REQUEST:
Restate the entries below verbatim.

┄┄┄┄┄┄┄┄┄┄┄┄┄┄┄┄┄┄┄┄

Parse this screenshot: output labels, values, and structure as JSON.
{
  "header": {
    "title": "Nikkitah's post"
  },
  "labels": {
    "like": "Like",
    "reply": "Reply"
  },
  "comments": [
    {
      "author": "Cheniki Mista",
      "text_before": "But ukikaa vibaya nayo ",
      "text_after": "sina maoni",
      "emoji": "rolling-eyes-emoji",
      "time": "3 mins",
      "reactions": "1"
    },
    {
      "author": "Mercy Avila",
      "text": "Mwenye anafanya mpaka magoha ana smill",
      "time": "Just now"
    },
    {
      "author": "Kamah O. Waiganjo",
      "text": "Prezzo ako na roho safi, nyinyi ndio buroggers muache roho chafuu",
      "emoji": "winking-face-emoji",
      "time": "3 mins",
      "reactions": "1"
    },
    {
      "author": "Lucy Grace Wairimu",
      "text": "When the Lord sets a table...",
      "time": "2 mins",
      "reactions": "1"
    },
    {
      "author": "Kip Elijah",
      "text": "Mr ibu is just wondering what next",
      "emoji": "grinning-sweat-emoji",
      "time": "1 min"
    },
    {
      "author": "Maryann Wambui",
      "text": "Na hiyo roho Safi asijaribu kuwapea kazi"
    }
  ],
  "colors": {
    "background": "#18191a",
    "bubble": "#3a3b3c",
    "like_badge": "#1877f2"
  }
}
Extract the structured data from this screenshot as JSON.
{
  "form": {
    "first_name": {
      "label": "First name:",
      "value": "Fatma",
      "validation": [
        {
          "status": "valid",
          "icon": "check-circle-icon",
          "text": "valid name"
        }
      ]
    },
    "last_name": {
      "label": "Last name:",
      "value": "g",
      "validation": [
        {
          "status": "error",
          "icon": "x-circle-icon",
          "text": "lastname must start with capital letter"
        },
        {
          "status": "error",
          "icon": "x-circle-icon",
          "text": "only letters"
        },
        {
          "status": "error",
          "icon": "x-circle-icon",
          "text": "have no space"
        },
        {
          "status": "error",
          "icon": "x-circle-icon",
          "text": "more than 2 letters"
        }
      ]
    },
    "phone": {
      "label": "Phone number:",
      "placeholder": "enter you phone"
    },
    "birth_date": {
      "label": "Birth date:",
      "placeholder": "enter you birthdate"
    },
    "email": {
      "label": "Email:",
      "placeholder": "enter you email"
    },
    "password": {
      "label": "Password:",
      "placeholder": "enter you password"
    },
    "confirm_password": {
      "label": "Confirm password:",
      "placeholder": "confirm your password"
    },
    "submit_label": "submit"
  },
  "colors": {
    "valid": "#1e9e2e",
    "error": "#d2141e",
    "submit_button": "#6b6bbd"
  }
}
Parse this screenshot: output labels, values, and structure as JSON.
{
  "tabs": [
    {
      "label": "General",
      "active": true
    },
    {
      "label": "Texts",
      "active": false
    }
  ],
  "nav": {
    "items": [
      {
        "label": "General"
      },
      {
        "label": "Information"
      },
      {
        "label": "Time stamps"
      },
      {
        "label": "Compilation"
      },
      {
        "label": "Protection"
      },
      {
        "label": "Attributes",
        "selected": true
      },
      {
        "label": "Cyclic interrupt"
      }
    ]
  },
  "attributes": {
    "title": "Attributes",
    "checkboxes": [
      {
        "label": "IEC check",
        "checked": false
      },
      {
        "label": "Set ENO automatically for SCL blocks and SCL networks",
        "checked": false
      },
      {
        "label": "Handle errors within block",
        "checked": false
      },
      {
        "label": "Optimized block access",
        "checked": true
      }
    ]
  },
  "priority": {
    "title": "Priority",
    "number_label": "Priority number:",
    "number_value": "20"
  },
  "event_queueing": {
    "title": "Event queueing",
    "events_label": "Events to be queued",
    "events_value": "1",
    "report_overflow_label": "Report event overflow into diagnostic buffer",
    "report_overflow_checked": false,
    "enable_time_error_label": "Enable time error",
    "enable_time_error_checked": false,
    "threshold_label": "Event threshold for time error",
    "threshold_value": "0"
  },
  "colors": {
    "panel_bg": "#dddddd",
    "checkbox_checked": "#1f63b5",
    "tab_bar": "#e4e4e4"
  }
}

┄┄┄┄┄┄┄┄┄┄┄┄┄┄┄┄┄┄┄┄

SOLUTION TO THIS TASK:
Parse this screenshot: output labels, values, and structure as JSON.
{
  "header": {
    "title": "Nikkitah's post"
  },
  "labels": {
    "like": "Like",
    "reply": "Reply"
  },
  "comments": [
    {
      "author": "Cheniki Mista",
      "text_before": "But ukikaa vibaya nayo ",
      "text_after": "sina maoni",
      "emoji": "rolling-eyes-emoji",
      "time": "3 mins",
      "reactions": "1"
    },
    {
      "author": "Mercy Avila",
      "text": "Mwenye anafanya mpaka magoha ana smill",
      "time": "Just now"
    },
    {
      "author": "Kamah O. Waiganjo",
      "text": "Prezzo ako na roho safi, nyinyi ndio buroggers muache roho chafuu",
      "emoji": "winking-face-emoji",
      "time": "3 mins",
      "reactions": "1"
    },
    {
      "author": "Lucy Grace Wairimu",
      "text": "When the Lord sets a table...",
      "time": "2 mins",
      "reactions": "1"
    },
    {
      "author": "Kip Elijah",
      "text": "Mr ibu is just wondering what next",
      "emoji": "grinning-sweat-emoji",
      "time": "1 min"
    },
    {
      "author": "Maryann Wambui",
      "text": "Na hiyo roho Safi asijaribu kuwapea kazi"
    }
  ],
  "colors": {
    "background": "#18191a",
    "bubble": "#3a3b3c",
    "like_badge": "#1877f2"
  }
}
Extract the structured data from this screenshot as JSON.
{
  "form": {
    "first_name": {
      "label": "First name:",
      "value": "Fatma",
      "validation": [
        {
          "status": "valid",
          "icon": "check-circle-icon",
          "text": "valid name"
        }
      ]
    },
    "last_name": {
      "label": "Last name:",
      "value": "g",
      "validation": [
        {
          "status": "error",
          "icon": "x-circle-icon",
          "text": "lastname must start with capital letter"
        },
        {
          "status": "error",
          "icon": "x-circle-icon",
          "text": "only letters"
        },
        {
          "status": "error",
          "icon": "x-circle-icon",
          "text": "have no space"
        },
        {
          "status": "error",
          "icon": "x-circle-icon",
          "text": "more than 2 letters"
        }
      ]
    },
    "phone": {
      "label": "Phone number:",
      "placeholder": "enter you phone"
    },
    "birth_date": {
      "label": "Birth date:",
      "placeholder": "enter you birthdate"
    },
    "email": {
      "label": "Email:",
      "placeholder": "enter you email"
    },
    "password": {
      "label": "Password:",
      "placeholder": "enter you password"
    },
    "confirm_password": {
      "label": "Confirm password:",
      "placeholder": "confirm your password"
    },
    "submit_label": "submit"
  },
  "colors": {
    "valid": "#1e9e2e",
    "error": "#d2141e",
    "submit_button": "#6b6bbd"
  }
}
Parse this screenshot: output labels, values, and structure as JSON.
{
  "tabs": [
    {
      "label": "General",
      "active": true
    },
    {
      "label": "Texts",
      "active": false
    }
  ],
  "nav": {
    "items": [
      {
        "label": "General"
      },
      {
        "label": "Information"
      },
      {
        "label": "Time stamps"
      },
      {
        "label": "Compilation"
      },
      {
        "label": "Protection"
      },
      {
        "label": "Attributes",
        "selected": true
      },
      {
        "label": "Cyclic interrupt"
      }
    ]
  },
  "attributes": {
    "title": "Attributes",
    "checkboxes": [
      {
        "label": "IEC check",
        "checked": false
      },
      {
        "label": "Set ENO automatically for SCL blocks and SCL networks",
        "checked": false
      },
      {
        "label": "Handle errors within block",
        "checked": false
      },
      {
        "label": "Optimized block access",
        "checked": true
      }
    ]
  },
  "priority": {
    "title": "Priority",
    "number_label": "Priority number:",
    "number_value": "20"
  },
  "event_queueing": {
    "title": "Event queueing",
    "events_label": "Events to be queued",
    "events_value": "1",
    "report_overflow_label": "Report event overflow into diagnostic buffer",
    "report_overflow_checked": false,
    "enable_time_error_label": "Enable time error",
    "enable_time_error_checked": false,
    "threshold_label": "Event threshold for time error",
    "threshold_value": "0"
  },
  "colors": {
    "panel_bg": "#dddddd",
    "checkbox_checked": "#1f63b5",
    "tab_bar": "#e4e4e4"
  }
}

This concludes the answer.